Task directions: In the copy, include every entry exactly but none of the pictures.

— start —

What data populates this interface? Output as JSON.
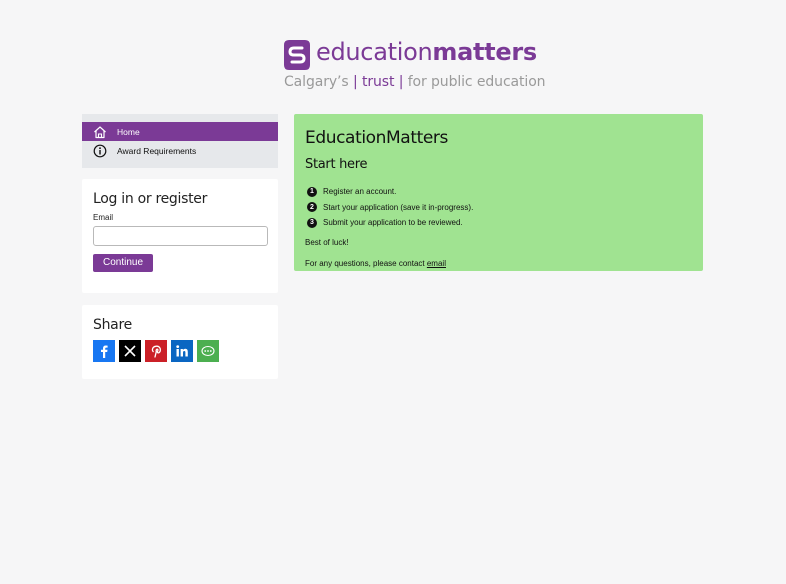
{
  "logo": {
    "word_light": "education",
    "word_bold": "matters",
    "tag_prefix": "Calgary’s",
    "tag_sep1": "|",
    "tag_trust": "trust",
    "tag_sep2": "|",
    "tag_suffix": "for public education"
  },
  "nav": {
    "items": [
      {
        "label": "Home",
        "icon": "home-icon",
        "active": true
      },
      {
        "label": "Award Requirements",
        "icon": "info-icon",
        "active": false
      }
    ]
  },
  "login": {
    "title": "Log in or register",
    "email_label": "Email",
    "email_value": "",
    "email_placeholder": "",
    "continue_label": "Continue"
  },
  "share": {
    "title": "Share",
    "buttons": [
      {
        "name": "facebook",
        "icon": "facebook-icon",
        "color": "#1877f2"
      },
      {
        "name": "x",
        "icon": "x-icon",
        "color": "#000000"
      },
      {
        "name": "pinterest",
        "icon": "pinterest-icon",
        "color": "#cb2027"
      },
      {
        "name": "linkedin",
        "icon": "linkedin-icon",
        "color": "#0a66c2"
      },
      {
        "name": "more",
        "icon": "more-icon",
        "color": "#4caf50"
      }
    ]
  },
  "main": {
    "title": "EducationMatters",
    "subtitle": "Start here",
    "steps": [
      {
        "num": "1",
        "text": "Register an account."
      },
      {
        "num": "2",
        "text": "Start your application (save it in-progress)."
      },
      {
        "num": "3",
        "text": "Submit your application to be reviewed."
      }
    ],
    "closing": "Best of luck!",
    "contact_prefix": "For any questions, please contact ",
    "contact_link": "email"
  },
  "colors": {
    "brand": "#7b3a96",
    "panel_green": "#a0e391",
    "nav_bg": "#e6e8eb",
    "page_bg": "#f6f6f7"
  }
}
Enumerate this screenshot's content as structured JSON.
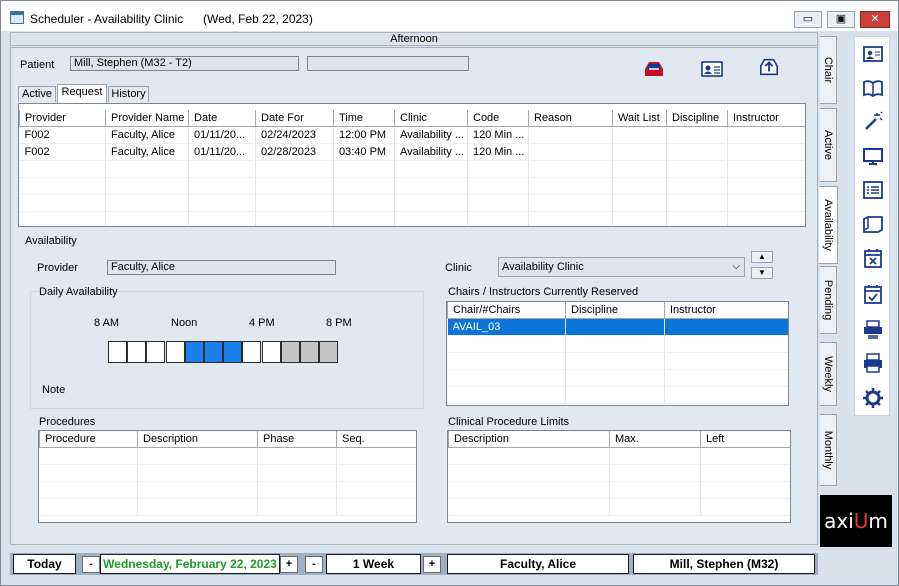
{
  "window": {
    "title": "Scheduler - Availability Clinic",
    "date": "(Wed, Feb 22, 2023)",
    "minimize": "▭",
    "maximize": "▣",
    "close": "✕"
  },
  "top_strip": "Afternoon",
  "patient": {
    "label": "Patient",
    "name": "Mill, Stephen (M32 - T2)",
    "extra": ""
  },
  "tabs": [
    {
      "label": "Active"
    },
    {
      "label": "Request"
    },
    {
      "label": "History"
    }
  ],
  "request_table": {
    "columns": [
      "Provider",
      "Provider Name",
      "Date",
      "Date For",
      "Time",
      "Clinic",
      "Code",
      "Reason",
      "Wait List",
      "Discipline",
      "Instructor"
    ],
    "rows": [
      [
        "F002",
        "Faculty, Alice",
        "01/11/20...",
        "02/24/2023",
        "12:00 PM",
        "Availability ...",
        "120 Min ...",
        "",
        "",
        "",
        ""
      ],
      [
        "F002",
        "Faculty, Alice",
        "01/11/20...",
        "02/28/2023",
        "03:40 PM",
        "Availability ...",
        "120 Min ...",
        "",
        "",
        "",
        ""
      ]
    ]
  },
  "availability": {
    "section_label": "Availability",
    "provider_label": "Provider",
    "provider_value": "Faculty, Alice",
    "clinic_label": "Clinic",
    "clinic_value": "Availability Clinic",
    "daily_label": "Daily Availability",
    "hour_labels": [
      "8 AM",
      "Noon",
      "4 PM",
      "8 PM"
    ],
    "slots": [
      "open",
      "open",
      "open",
      "open",
      "booked",
      "booked",
      "booked",
      "open",
      "open",
      "closed",
      "closed",
      "closed"
    ],
    "note_label": "Note",
    "chairs": {
      "label": "Chairs / Instructors Currently Reserved",
      "columns": [
        "Chair/#Chairs",
        "Discipline",
        "Instructor"
      ],
      "rows": [
        [
          "AVAIL_03",
          "",
          ""
        ]
      ]
    },
    "procedures": {
      "label": "Procedures",
      "columns": [
        "Procedure",
        "Description",
        "Phase",
        "Seq."
      ]
    },
    "limits": {
      "label": "Clinical Procedure Limits",
      "columns": [
        "Description",
        "Max.",
        "Left"
      ]
    }
  },
  "side_tabs": [
    "Chair",
    "Active",
    "Availability",
    "Pending",
    "Weekly",
    "Monthly"
  ],
  "icons": [
    "patient-card-icon",
    "book-icon",
    "magic-wand-icon",
    "monitor-icon",
    "list-icon",
    "folder-icon",
    "calendar-x-icon",
    "calendar-check-icon",
    "print-list-icon",
    "printer-icon",
    "settings-icon"
  ],
  "logo": {
    "prefix": "axi",
    "highlight": "U",
    "suffix": "m"
  },
  "bottom": {
    "today": "Today",
    "minus": "-",
    "plus": "+",
    "date": "Wednesday, February 22, 2023",
    "range": "1 Week",
    "provider": "Faculty, Alice",
    "patient": "Mill, Stephen  (M32)"
  },
  "colors": {
    "selected_row": "#0a74d9",
    "booked_slot": "#1a7fea",
    "closed_slot": "#c2c4c6",
    "date_text": "#1e9a2a",
    "close_button": "#c9403a",
    "logo_accent": "#e33c2e"
  }
}
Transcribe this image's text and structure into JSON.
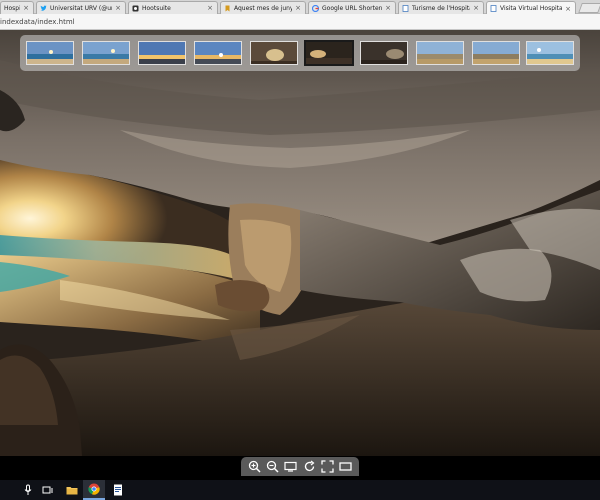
{
  "browser": {
    "tabs": [
      {
        "label": "Hospitalet d",
        "icon": "page-icon",
        "active": false
      },
      {
        "label": "Universitat URV (@unive",
        "icon": "twitter-icon",
        "active": false
      },
      {
        "label": "Hootsuite",
        "icon": "hootsuite-icon",
        "active": false
      },
      {
        "label": "Aquest mes de juny se c",
        "icon": "bookmark-icon",
        "active": false
      },
      {
        "label": "Google URL Shortener",
        "icon": "google-icon",
        "active": false
      },
      {
        "label": "Turisme de l'Hospitalet d",
        "icon": "page-icon",
        "active": false
      },
      {
        "label": "Visita Virtual Hospitalet d",
        "icon": "page-icon",
        "active": true
      }
    ],
    "close_glyph": "×",
    "url": "indexdata/index.html"
  },
  "tour": {
    "thumbnails": [
      {
        "scene": "beach-sunrise",
        "selected": false
      },
      {
        "scene": "beach-sunrise",
        "selected": false
      },
      {
        "scene": "coast-sunset",
        "selected": false
      },
      {
        "scene": "coast-sunset",
        "selected": false
      },
      {
        "scene": "cave-entrance",
        "selected": false
      },
      {
        "scene": "cave-interior",
        "selected": true
      },
      {
        "scene": "cave-interior",
        "selected": false
      },
      {
        "scene": "town-shore",
        "selected": false
      },
      {
        "scene": "town-shore",
        "selected": false
      },
      {
        "scene": "beach-day",
        "selected": false
      }
    ],
    "controls": [
      {
        "name": "zoom-in",
        "icon": "zoom-in-icon"
      },
      {
        "name": "zoom-out",
        "icon": "zoom-out-icon"
      },
      {
        "name": "view-mode",
        "icon": "screen-icon"
      },
      {
        "name": "autorotate",
        "icon": "rotate-icon"
      },
      {
        "name": "fullscreen",
        "icon": "fullscreen-icon"
      },
      {
        "name": "hide-thumbnails",
        "icon": "rectangle-icon"
      }
    ]
  },
  "taskbar": {
    "items": [
      {
        "name": "cortana",
        "icon": "microphone-icon",
        "active": false
      },
      {
        "name": "task-view",
        "icon": "task-view-icon",
        "active": false
      },
      {
        "name": "file-explorer",
        "icon": "folder-icon",
        "active": false
      },
      {
        "name": "chrome",
        "icon": "chrome-icon",
        "active": true
      },
      {
        "name": "document",
        "icon": "document-icon",
        "active": false
      }
    ]
  },
  "colors": {
    "tab_bg": "#e6e6e6",
    "active_tab_bg": "#f6f6f6",
    "taskbar_bg": "#0f1117",
    "cave_rock": "#6e655b",
    "sea_teal": "#3f9aa0",
    "sunlight": "#f2d48a"
  }
}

— end —

Solution to this exercise:
What data populates this interface? Output as JSON.
{
  "logo": {
    "word_light": "education",
    "word_bold": "matters",
    "tag_prefix": "Calgary’s",
    "tag_sep1": "|",
    "tag_trust": "trust",
    "tag_sep2": "|",
    "tag_suffix": "for public education"
  },
  "nav": {
    "items": [
      {
        "label": "Home",
        "icon": "home-icon",
        "active": true
      },
      {
        "label": "Award Requirements",
        "icon": "info-icon",
        "active": false
      }
    ]
  },
  "login": {
    "title": "Log in or register",
    "email_label": "Email",
    "email_value": "",
    "email_placeholder": "",
    "continue_label": "Continue"
  },
  "share": {
    "title": "Share",
    "buttons": [
      {
        "name": "facebook",
        "icon": "facebook-icon",
        "color": "#1877f2"
      },
      {
        "name": "x",
        "icon": "x-icon",
        "color": "#000000"
      },
      {
        "name": "pinterest",
        "icon": "pinterest-icon",
        "color": "#cb2027"
      },
      {
        "name": "linkedin",
        "icon": "linkedin-icon",
        "color": "#0a66c2"
      },
      {
        "name": "more",
        "icon": "more-icon",
        "color": "#4caf50"
      }
    ]
  },
  "main": {
    "title": "EducationMatters",
    "subtitle": "Start here",
    "steps": [
      {
        "num": "1",
        "text": "Register an account."
      },
      {
        "num": "2",
        "text": "Start your application (save it in-progress)."
      },
      {
        "num": "3",
        "text": "Submit your application to be reviewed."
      }
    ],
    "closing": "Best of luck!",
    "contact_prefix": "For any questions, please contact ",
    "contact_link": "email"
  },
  "colors": {
    "brand": "#7b3a96",
    "panel_green": "#a0e391",
    "nav_bg": "#e6e8eb",
    "page_bg": "#f6f6f7"
  }
}
Enumerate this screenshot's content as structured JSON.
{
  "window": {
    "title": "Scheduler - Availability Clinic",
    "date": "(Wed, Feb 22, 2023)",
    "minimize": "▭",
    "maximize": "▣",
    "close": "✕"
  },
  "top_strip": "Afternoon",
  "patient": {
    "label": "Patient",
    "name": "Mill, Stephen (M32 - T2)",
    "extra": ""
  },
  "tabs": [
    {
      "label": "Active"
    },
    {
      "label": "Request"
    },
    {
      "label": "History"
    }
  ],
  "request_table": {
    "columns": [
      "Provider",
      "Provider Name",
      "Date",
      "Date For",
      "Time",
      "Clinic",
      "Code",
      "Reason",
      "Wait List",
      "Discipline",
      "Instructor"
    ],
    "rows": [
      [
        "F002",
        "Faculty, Alice",
        "01/11/20...",
        "02/24/2023",
        "12:00 PM",
        "Availability ...",
        "120 Min ...",
        "",
        "",
        "",
        ""
      ],
      [
        "F002",
        "Faculty, Alice",
        "01/11/20...",
        "02/28/2023",
        "03:40 PM",
        "Availability ...",
        "120 Min ...",
        "",
        "",
        "",
        ""
      ]
    ]
  },
  "availability": {
    "section_label": "Availability",
    "provider_label": "Provider",
    "provider_value": "Faculty, Alice",
    "clinic_label": "Clinic",
    "clinic_value": "Availability Clinic",
    "daily_label": "Daily Availability",
    "hour_labels": [
      "8 AM",
      "Noon",
      "4 PM",
      "8 PM"
    ],
    "slots": [
      "open",
      "open",
      "open",
      "open",
      "booked",
      "booked",
      "booked",
      "open",
      "open",
      "closed",
      "closed",
      "closed"
    ],
    "note_label": "Note",
    "chairs": {
      "label": "Chairs / Instructors Currently Reserved",
      "columns": [
        "Chair/#Chairs",
        "Discipline",
        "Instructor"
      ],
      "rows": [
        [
          "AVAIL_03",
          "",
          ""
        ]
      ]
    },
    "procedures": {
      "label": "Procedures",
      "columns": [
        "Procedure",
        "Description",
        "Phase",
        "Seq."
      ]
    },
    "limits": {
      "label": "Clinical Procedure Limits",
      "columns": [
        "Description",
        "Max.",
        "Left"
      ]
    }
  },
  "side_tabs": [
    "Chair",
    "Active",
    "Availability",
    "Pending",
    "Weekly",
    "Monthly"
  ],
  "icons": [
    "patient-card-icon",
    "book-icon",
    "magic-wand-icon",
    "monitor-icon",
    "list-icon",
    "folder-icon",
    "calendar-x-icon",
    "calendar-check-icon",
    "print-list-icon",
    "printer-icon",
    "settings-icon"
  ],
  "logo": {
    "prefix": "axi",
    "highlight": "U",
    "suffix": "m"
  },
  "bottom": {
    "today": "Today",
    "minus": "-",
    "plus": "+",
    "date": "Wednesday, February 22, 2023",
    "range": "1 Week",
    "provider": "Faculty, Alice",
    "patient": "Mill, Stephen  (M32)"
  },
  "colors": {
    "selected_row": "#0a74d9",
    "booked_slot": "#1a7fea",
    "closed_slot": "#c2c4c6",
    "date_text": "#1e9a2a",
    "close_button": "#c9403a",
    "logo_accent": "#e33c2e"
  }
}
Transcribe this image's text and structure into JSON.
{
  "browser": {
    "tabs": [
      {
        "label": "Hospitalet d",
        "icon": "page-icon",
        "active": false
      },
      {
        "label": "Universitat URV (@unive",
        "icon": "twitter-icon",
        "active": false
      },
      {
        "label": "Hootsuite",
        "icon": "hootsuite-icon",
        "active": false
      },
      {
        "label": "Aquest mes de juny se c",
        "icon": "bookmark-icon",
        "active": false
      },
      {
        "label": "Google URL Shortener",
        "icon": "google-icon",
        "active": false
      },
      {
        "label": "Turisme de l'Hospitalet d",
        "icon": "page-icon",
        "active": false
      },
      {
        "label": "Visita Virtual Hospitalet d",
        "icon": "page-icon",
        "active": true
      }
    ],
    "close_glyph": "×",
    "url": "indexdata/index.html"
  },
  "tour": {
    "thumbnails": [
      {
        "scene": "beach-sunrise",
        "selected": false
      },
      {
        "scene": "beach-sunrise",
        "selected": false
      },
      {
        "scene": "coast-sunset",
        "selected": false
      },
      {
        "scene": "coast-sunset",
        "selected": false
      },
      {
        "scene": "cave-entrance",
        "selected": false
      },
      {
        "scene": "cave-interior",
        "selected": true
      },
      {
        "scene": "cave-interior",
        "selected": false
      },
      {
        "scene": "town-shore",
        "selected": false
      },
      {
        "scene": "town-shore",
        "selected": false
      },
      {
        "scene": "beach-day",
        "selected": false
      }
    ],
    "controls": [
      {
        "name": "zoom-in",
        "icon": "zoom-in-icon"
      },
      {
        "name": "zoom-out",
        "icon": "zoom-out-icon"
      },
      {
        "name": "view-mode",
        "icon": "screen-icon"
      },
      {
        "name": "autorotate",
        "icon": "rotate-icon"
      },
      {
        "name": "fullscreen",
        "icon": "fullscreen-icon"
      },
      {
        "name": "hide-thumbnails",
        "icon": "rectangle-icon"
      }
    ]
  },
  "taskbar": {
    "items": [
      {
        "name": "cortana",
        "icon": "microphone-icon",
        "active": false
      },
      {
        "name": "task-view",
        "icon": "task-view-icon",
        "active": false
      },
      {
        "name": "file-explorer",
        "icon": "folder-icon",
        "active": false
      },
      {
        "name": "chrome",
        "icon": "chrome-icon",
        "active": true
      },
      {
        "name": "document",
        "icon": "document-icon",
        "active": false
      }
    ]
  },
  "colors": {
    "tab_bg": "#e6e6e6",
    "active_tab_bg": "#f6f6f6",
    "taskbar_bg": "#0f1117",
    "cave_rock": "#6e655b",
    "sea_teal": "#3f9aa0",
    "sunlight": "#f2d48a"
  }
}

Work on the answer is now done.